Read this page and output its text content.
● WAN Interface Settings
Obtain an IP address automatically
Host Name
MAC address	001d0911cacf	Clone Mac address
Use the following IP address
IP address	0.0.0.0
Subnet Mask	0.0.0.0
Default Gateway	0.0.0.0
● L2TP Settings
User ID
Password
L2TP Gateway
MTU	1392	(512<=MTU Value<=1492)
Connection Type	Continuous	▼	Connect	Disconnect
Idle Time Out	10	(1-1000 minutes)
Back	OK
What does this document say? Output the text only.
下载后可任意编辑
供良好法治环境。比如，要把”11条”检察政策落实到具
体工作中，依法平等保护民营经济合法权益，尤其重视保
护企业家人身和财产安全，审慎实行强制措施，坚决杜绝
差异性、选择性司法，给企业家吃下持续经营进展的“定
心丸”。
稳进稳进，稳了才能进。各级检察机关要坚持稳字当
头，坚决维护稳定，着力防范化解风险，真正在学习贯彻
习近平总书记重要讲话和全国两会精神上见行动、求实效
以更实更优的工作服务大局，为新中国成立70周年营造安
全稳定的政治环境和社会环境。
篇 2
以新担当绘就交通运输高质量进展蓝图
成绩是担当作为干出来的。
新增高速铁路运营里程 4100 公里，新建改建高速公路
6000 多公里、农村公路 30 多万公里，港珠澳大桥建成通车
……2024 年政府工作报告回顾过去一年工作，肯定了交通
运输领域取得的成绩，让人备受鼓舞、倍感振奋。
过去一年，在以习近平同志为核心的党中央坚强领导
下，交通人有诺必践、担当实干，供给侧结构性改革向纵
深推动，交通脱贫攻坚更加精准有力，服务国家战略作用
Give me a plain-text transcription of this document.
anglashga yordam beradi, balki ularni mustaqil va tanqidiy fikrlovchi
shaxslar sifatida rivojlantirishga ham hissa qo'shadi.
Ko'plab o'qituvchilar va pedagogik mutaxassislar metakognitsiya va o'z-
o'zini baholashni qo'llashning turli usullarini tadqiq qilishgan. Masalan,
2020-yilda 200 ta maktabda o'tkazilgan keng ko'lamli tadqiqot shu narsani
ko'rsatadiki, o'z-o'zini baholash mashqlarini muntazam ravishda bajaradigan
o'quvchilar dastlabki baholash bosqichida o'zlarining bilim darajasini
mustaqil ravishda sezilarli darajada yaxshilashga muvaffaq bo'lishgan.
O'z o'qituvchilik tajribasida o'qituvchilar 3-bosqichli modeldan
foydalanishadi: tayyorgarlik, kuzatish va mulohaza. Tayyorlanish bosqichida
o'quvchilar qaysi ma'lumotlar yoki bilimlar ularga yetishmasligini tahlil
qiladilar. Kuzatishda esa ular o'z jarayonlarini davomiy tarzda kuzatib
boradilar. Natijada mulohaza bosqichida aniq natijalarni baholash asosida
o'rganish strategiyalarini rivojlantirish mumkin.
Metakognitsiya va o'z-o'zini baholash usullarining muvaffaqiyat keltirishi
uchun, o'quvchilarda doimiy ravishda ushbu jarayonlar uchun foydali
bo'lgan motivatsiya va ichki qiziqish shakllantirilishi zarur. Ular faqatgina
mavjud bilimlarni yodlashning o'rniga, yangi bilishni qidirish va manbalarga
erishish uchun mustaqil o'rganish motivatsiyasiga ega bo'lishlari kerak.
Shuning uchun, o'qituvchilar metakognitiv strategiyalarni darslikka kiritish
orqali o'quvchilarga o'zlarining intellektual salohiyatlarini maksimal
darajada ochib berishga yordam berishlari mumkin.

════

__Exercise aim__
The required output is the span of lines from the one containing "Give me a plain-text" to the last line, reproduced character for character.

__Exercise response__
Give me a plain-text transcription of this document.
anglashga yordam beradi, balki ularni mustaqil va tanqidiy fikrlovchi
shaxslar sifatida rivojlantirishga ham hissa qo'shadi.
Ko'plab o'qituvchilar va pedagogik mutaxassislar metakognitsiya va o'z-
o'zini baholashni qo'llashning turli usullarini tadqiq qilishgan. Masalan,
2020-yilda 200 ta maktabda o'tkazilgan keng ko'lamli tadqiqot shu narsani
ko'rsatadiki, o'z-o'zini baholash mashqlarini muntazam ravishda bajaradigan
o'quvchilar dastlabki baholash bosqichida o'zlarining bilim darajasini
mustaqil ravishda sezilarli darajada yaxshilashga muvaffaq bo'lishgan.
O'z o'qituvchilik tajribasida o'qituvchilar 3-bosqichli modeldan
foydalanishadi: tayyorgarlik, kuzatish va mulohaza. Tayyorlanish bosqichida
o'quvchilar qaysi ma'lumotlar yoki bilimlar ularga yetishmasligini tahlil
qiladilar. Kuzatishda esa ular o'z jarayonlarini davomiy tarzda kuzatib
boradilar. Natijada mulohaza bosqichida aniq natijalarni baholash asosida
o'rganish strategiyalarini rivojlantirish mumkin.
Metakognitsiya va o'z-o'zini baholash usullarining muvaffaqiyat keltirishi
uchun, o'quvchilarda doimiy ravishda ushbu jarayonlar uchun foydali
bo'lgan motivatsiya va ichki qiziqish shakllantirilishi zarur. Ular faqatgina
mavjud bilimlarni yodlashning o'rniga, yangi bilishni qidirish va manbalarga
erishish uchun mustaqil o'rganish motivatsiyasiga ega bo'lishlari kerak.
Shuning uchun, o'qituvchilar metakognitiv strategiyalarni darslikka kiritish
orqali o'quvchilarga o'zlarining intellektual salohiyatlarini maksimal
darajada ochib berishga yordam berishlari mumkin.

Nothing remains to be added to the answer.